- **YOUR INSTRUCTIONS**:
All of the material below is to be returned exactly.

[Rows from a figure dataset]
- - -

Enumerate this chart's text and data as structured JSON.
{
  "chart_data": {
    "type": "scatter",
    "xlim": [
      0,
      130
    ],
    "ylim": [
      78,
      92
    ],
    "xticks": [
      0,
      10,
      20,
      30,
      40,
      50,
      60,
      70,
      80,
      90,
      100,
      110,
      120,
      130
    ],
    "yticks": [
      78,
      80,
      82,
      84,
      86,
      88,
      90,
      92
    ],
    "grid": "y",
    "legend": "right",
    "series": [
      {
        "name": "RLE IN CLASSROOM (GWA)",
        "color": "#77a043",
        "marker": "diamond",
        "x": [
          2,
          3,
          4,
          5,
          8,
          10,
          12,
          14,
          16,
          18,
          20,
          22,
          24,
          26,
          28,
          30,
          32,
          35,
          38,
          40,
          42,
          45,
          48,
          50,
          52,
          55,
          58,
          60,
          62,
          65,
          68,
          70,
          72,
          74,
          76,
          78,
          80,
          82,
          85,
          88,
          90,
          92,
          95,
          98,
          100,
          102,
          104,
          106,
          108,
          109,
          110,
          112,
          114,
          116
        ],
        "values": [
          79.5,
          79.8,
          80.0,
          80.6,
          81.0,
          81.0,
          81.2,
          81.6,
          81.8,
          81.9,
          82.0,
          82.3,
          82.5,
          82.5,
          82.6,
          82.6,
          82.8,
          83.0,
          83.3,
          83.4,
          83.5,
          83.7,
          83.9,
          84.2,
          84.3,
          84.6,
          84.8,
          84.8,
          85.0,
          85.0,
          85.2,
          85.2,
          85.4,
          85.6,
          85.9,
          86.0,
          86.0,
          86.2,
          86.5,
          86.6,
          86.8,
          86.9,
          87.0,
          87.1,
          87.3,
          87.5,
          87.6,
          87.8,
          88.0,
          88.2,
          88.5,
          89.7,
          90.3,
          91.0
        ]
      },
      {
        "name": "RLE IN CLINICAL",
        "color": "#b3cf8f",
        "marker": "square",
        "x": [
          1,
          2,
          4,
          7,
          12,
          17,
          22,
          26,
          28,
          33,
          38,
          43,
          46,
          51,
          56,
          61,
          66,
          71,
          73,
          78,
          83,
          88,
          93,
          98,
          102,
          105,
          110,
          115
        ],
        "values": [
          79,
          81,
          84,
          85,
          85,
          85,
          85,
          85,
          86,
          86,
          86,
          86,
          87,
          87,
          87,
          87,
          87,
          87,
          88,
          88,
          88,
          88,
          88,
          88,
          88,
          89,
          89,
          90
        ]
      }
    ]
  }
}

- - -

- **FULL SOLUTION**:
Enumerate this chart's text and data as structured JSON.
{
  "chart_data": {
    "type": "scatter",
    "xlim": [
      0,
      130
    ],
    "ylim": [
      78,
      92
    ],
    "xticks": [
      0,
      10,
      20,
      30,
      40,
      50,
      60,
      70,
      80,
      90,
      100,
      110,
      120,
      130
    ],
    "yticks": [
      78,
      80,
      82,
      84,
      86,
      88,
      90,
      92
    ],
    "grid": "y",
    "legend": "right",
    "series": [
      {
        "name": "RLE IN CLASSROOM (GWA)",
        "color": "#77a043",
        "marker": "diamond",
        "x": [
          2,
          3,
          4,
          5,
          8,
          10,
          12,
          14,
          16,
          18,
          20,
          22,
          24,
          26,
          28,
          30,
          32,
          35,
          38,
          40,
          42,
          45,
          48,
          50,
          52,
          55,
          58,
          60,
          62,
          65,
          68,
          70,
          72,
          74,
          76,
          78,
          80,
          82,
          85,
          88,
          90,
          92,
          95,
          98,
          100,
          102,
          104,
          106,
          108,
          109,
          110,
          112,
          114,
          116
        ],
        "values": [
          79.5,
          79.8,
          80.0,
          80.6,
          81.0,
          81.0,
          81.2,
          81.6,
          81.8,
          81.9,
          82.0,
          82.3,
          82.5,
          82.5,
          82.6,
          82.6,
          82.8,
          83.0,
          83.3,
          83.4,
          83.5,
          83.7,
          83.9,
          84.2,
          84.3,
          84.6,
          84.8,
          84.8,
          85.0,
          85.0,
          85.2,
          85.2,
          85.4,
          85.6,
          85.9,
          86.0,
          86.0,
          86.2,
          86.5,
          86.6,
          86.8,
          86.9,
          87.0,
          87.1,
          87.3,
          87.5,
          87.6,
          87.8,
          88.0,
          88.2,
          88.5,
          89.7,
          90.3,
          91.0
        ]
      },
      {
        "name": "RLE IN CLINICAL",
        "color": "#b3cf8f",
        "marker": "square",
        "x": [
          1,
          2,
          4,
          7,
          12,
          17,
          22,
          26,
          28,
          33,
          38,
          43,
          46,
          51,
          56,
          61,
          66,
          71,
          73,
          78,
          83,
          88,
          93,
          98,
          102,
          105,
          110,
          115
        ],
        "values": [
          79,
          81,
          84,
          85,
          85,
          85,
          85,
          85,
          86,
          86,
          86,
          86,
          87,
          87,
          87,
          87,
          87,
          87,
          88,
          88,
          88,
          88,
          88,
          88,
          88,
          89,
          89,
          90
        ]
      }
    ]
  }
}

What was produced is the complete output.